### TASK OBJECTIVE
All the data below goes into the copy word for word, but the pictures don't.
--- --- ---
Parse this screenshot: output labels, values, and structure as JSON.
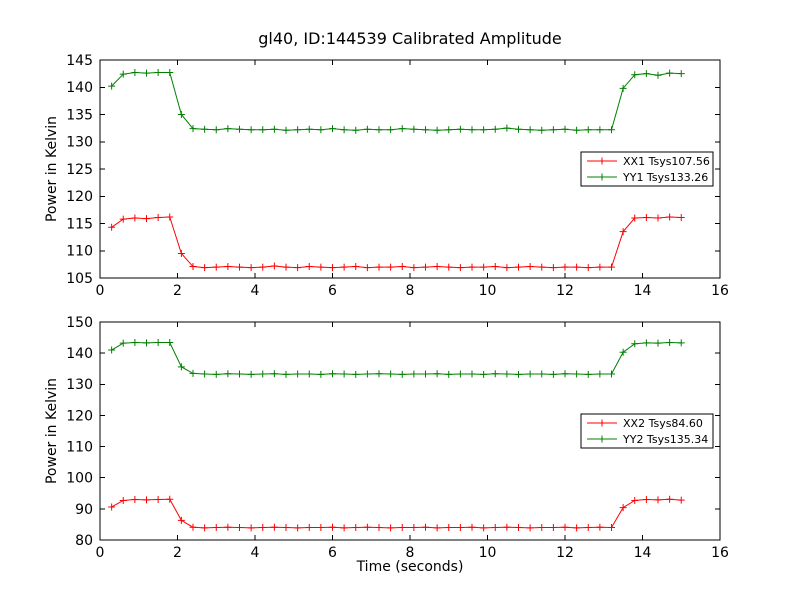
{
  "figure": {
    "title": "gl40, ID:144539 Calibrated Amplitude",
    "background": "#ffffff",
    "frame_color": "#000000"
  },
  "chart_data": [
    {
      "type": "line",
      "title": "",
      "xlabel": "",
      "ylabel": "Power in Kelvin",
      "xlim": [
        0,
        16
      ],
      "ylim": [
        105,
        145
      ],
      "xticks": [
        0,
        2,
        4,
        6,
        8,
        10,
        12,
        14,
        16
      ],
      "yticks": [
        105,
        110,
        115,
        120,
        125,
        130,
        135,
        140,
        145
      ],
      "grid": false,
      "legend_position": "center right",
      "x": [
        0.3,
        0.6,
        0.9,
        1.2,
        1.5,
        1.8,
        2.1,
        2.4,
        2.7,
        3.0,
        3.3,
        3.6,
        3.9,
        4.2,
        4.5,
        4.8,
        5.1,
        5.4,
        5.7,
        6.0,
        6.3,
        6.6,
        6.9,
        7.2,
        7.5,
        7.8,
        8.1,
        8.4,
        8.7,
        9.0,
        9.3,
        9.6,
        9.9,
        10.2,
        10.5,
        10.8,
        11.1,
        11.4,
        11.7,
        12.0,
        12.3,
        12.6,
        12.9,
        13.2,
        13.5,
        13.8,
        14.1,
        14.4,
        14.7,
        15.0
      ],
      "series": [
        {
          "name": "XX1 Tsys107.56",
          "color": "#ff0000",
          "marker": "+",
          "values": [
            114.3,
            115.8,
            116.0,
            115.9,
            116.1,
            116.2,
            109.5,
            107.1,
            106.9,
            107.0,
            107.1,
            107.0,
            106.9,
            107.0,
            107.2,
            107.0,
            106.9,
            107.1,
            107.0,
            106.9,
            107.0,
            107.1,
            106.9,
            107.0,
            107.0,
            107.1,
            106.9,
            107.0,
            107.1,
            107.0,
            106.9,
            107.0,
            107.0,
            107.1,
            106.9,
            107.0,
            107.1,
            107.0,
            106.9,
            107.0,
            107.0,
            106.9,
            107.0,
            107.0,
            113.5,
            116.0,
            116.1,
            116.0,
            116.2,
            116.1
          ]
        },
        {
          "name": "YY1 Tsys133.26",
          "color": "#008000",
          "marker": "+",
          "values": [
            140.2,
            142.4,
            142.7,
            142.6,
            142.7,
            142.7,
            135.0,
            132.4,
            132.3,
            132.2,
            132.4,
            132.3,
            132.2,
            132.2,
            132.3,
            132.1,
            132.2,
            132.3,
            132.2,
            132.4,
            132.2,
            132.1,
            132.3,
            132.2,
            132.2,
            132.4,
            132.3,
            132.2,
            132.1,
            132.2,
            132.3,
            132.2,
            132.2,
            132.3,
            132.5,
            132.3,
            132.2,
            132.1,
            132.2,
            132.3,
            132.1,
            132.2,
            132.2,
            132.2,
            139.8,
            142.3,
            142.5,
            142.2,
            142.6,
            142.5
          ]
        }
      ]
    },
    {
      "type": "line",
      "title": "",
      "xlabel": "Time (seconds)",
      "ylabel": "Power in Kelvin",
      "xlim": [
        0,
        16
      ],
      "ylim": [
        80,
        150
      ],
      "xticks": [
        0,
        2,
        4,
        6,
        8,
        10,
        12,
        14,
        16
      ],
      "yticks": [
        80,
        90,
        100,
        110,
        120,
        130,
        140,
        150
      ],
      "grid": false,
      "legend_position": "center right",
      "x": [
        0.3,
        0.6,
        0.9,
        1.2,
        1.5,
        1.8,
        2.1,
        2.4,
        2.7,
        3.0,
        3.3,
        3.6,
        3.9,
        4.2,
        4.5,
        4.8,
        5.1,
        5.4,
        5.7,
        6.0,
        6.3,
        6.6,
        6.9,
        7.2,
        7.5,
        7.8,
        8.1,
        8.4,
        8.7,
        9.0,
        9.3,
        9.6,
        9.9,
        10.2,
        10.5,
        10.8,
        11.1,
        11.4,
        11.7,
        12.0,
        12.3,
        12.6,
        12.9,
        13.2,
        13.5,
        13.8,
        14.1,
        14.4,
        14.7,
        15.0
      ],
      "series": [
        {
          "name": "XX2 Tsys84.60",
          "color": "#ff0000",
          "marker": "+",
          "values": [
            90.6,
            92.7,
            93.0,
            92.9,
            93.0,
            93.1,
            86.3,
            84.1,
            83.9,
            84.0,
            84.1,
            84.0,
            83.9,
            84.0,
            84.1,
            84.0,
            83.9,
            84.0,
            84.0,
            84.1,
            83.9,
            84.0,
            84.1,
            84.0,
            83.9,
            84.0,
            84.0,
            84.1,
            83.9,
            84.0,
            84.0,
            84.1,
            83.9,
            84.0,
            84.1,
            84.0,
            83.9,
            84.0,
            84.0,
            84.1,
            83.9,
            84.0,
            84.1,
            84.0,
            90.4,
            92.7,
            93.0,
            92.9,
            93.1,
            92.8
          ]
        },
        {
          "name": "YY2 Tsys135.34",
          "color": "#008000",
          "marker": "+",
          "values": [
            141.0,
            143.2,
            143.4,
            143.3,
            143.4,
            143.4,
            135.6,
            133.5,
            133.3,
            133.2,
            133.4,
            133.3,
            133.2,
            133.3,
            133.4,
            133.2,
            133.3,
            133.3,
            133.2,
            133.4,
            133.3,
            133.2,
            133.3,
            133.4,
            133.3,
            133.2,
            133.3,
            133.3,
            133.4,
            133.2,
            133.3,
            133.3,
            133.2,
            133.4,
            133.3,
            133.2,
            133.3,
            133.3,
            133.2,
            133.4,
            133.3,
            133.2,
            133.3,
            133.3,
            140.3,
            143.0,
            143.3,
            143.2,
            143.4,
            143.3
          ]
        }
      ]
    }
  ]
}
--- --- ---
### THE COMPLETED TASK
Parse this screenshot: output labels, values, and structure as JSON.
{
  "figure": {
    "title": "gl40, ID:144539 Calibrated Amplitude",
    "background": "#ffffff",
    "frame_color": "#000000"
  },
  "chart_data": [
    {
      "type": "line",
      "title": "",
      "xlabel": "",
      "ylabel": "Power in Kelvin",
      "xlim": [
        0,
        16
      ],
      "ylim": [
        105,
        145
      ],
      "xticks": [
        0,
        2,
        4,
        6,
        8,
        10,
        12,
        14,
        16
      ],
      "yticks": [
        105,
        110,
        115,
        120,
        125,
        130,
        135,
        140,
        145
      ],
      "grid": false,
      "legend_position": "center right",
      "x": [
        0.3,
        0.6,
        0.9,
        1.2,
        1.5,
        1.8,
        2.1,
        2.4,
        2.7,
        3.0,
        3.3,
        3.6,
        3.9,
        4.2,
        4.5,
        4.8,
        5.1,
        5.4,
        5.7,
        6.0,
        6.3,
        6.6,
        6.9,
        7.2,
        7.5,
        7.8,
        8.1,
        8.4,
        8.7,
        9.0,
        9.3,
        9.6,
        9.9,
        10.2,
        10.5,
        10.8,
        11.1,
        11.4,
        11.7,
        12.0,
        12.3,
        12.6,
        12.9,
        13.2,
        13.5,
        13.8,
        14.1,
        14.4,
        14.7,
        15.0
      ],
      "series": [
        {
          "name": "XX1 Tsys107.56",
          "color": "#ff0000",
          "marker": "+",
          "values": [
            114.3,
            115.8,
            116.0,
            115.9,
            116.1,
            116.2,
            109.5,
            107.1,
            106.9,
            107.0,
            107.1,
            107.0,
            106.9,
            107.0,
            107.2,
            107.0,
            106.9,
            107.1,
            107.0,
            106.9,
            107.0,
            107.1,
            106.9,
            107.0,
            107.0,
            107.1,
            106.9,
            107.0,
            107.1,
            107.0,
            106.9,
            107.0,
            107.0,
            107.1,
            106.9,
            107.0,
            107.1,
            107.0,
            106.9,
            107.0,
            107.0,
            106.9,
            107.0,
            107.0,
            113.5,
            116.0,
            116.1,
            116.0,
            116.2,
            116.1
          ]
        },
        {
          "name": "YY1 Tsys133.26",
          "color": "#008000",
          "marker": "+",
          "values": [
            140.2,
            142.4,
            142.7,
            142.6,
            142.7,
            142.7,
            135.0,
            132.4,
            132.3,
            132.2,
            132.4,
            132.3,
            132.2,
            132.2,
            132.3,
            132.1,
            132.2,
            132.3,
            132.2,
            132.4,
            132.2,
            132.1,
            132.3,
            132.2,
            132.2,
            132.4,
            132.3,
            132.2,
            132.1,
            132.2,
            132.3,
            132.2,
            132.2,
            132.3,
            132.5,
            132.3,
            132.2,
            132.1,
            132.2,
            132.3,
            132.1,
            132.2,
            132.2,
            132.2,
            139.8,
            142.3,
            142.5,
            142.2,
            142.6,
            142.5
          ]
        }
      ]
    },
    {
      "type": "line",
      "title": "",
      "xlabel": "Time (seconds)",
      "ylabel": "Power in Kelvin",
      "xlim": [
        0,
        16
      ],
      "ylim": [
        80,
        150
      ],
      "xticks": [
        0,
        2,
        4,
        6,
        8,
        10,
        12,
        14,
        16
      ],
      "yticks": [
        80,
        90,
        100,
        110,
        120,
        130,
        140,
        150
      ],
      "grid": false,
      "legend_position": "center right",
      "x": [
        0.3,
        0.6,
        0.9,
        1.2,
        1.5,
        1.8,
        2.1,
        2.4,
        2.7,
        3.0,
        3.3,
        3.6,
        3.9,
        4.2,
        4.5,
        4.8,
        5.1,
        5.4,
        5.7,
        6.0,
        6.3,
        6.6,
        6.9,
        7.2,
        7.5,
        7.8,
        8.1,
        8.4,
        8.7,
        9.0,
        9.3,
        9.6,
        9.9,
        10.2,
        10.5,
        10.8,
        11.1,
        11.4,
        11.7,
        12.0,
        12.3,
        12.6,
        12.9,
        13.2,
        13.5,
        13.8,
        14.1,
        14.4,
        14.7,
        15.0
      ],
      "series": [
        {
          "name": "XX2 Tsys84.60",
          "color": "#ff0000",
          "marker": "+",
          "values": [
            90.6,
            92.7,
            93.0,
            92.9,
            93.0,
            93.1,
            86.3,
            84.1,
            83.9,
            84.0,
            84.1,
            84.0,
            83.9,
            84.0,
            84.1,
            84.0,
            83.9,
            84.0,
            84.0,
            84.1,
            83.9,
            84.0,
            84.1,
            84.0,
            83.9,
            84.0,
            84.0,
            84.1,
            83.9,
            84.0,
            84.0,
            84.1,
            83.9,
            84.0,
            84.1,
            84.0,
            83.9,
            84.0,
            84.0,
            84.1,
            83.9,
            84.0,
            84.1,
            84.0,
            90.4,
            92.7,
            93.0,
            92.9,
            93.1,
            92.8
          ]
        },
        {
          "name": "YY2 Tsys135.34",
          "color": "#008000",
          "marker": "+",
          "values": [
            141.0,
            143.2,
            143.4,
            143.3,
            143.4,
            143.4,
            135.6,
            133.5,
            133.3,
            133.2,
            133.4,
            133.3,
            133.2,
            133.3,
            133.4,
            133.2,
            133.3,
            133.3,
            133.2,
            133.4,
            133.3,
            133.2,
            133.3,
            133.4,
            133.3,
            133.2,
            133.3,
            133.3,
            133.4,
            133.2,
            133.3,
            133.3,
            133.2,
            133.4,
            133.3,
            133.2,
            133.3,
            133.3,
            133.2,
            133.4,
            133.3,
            133.2,
            133.3,
            133.3,
            140.3,
            143.0,
            143.3,
            143.2,
            143.4,
            143.3
          ]
        }
      ]
    }
  ]
}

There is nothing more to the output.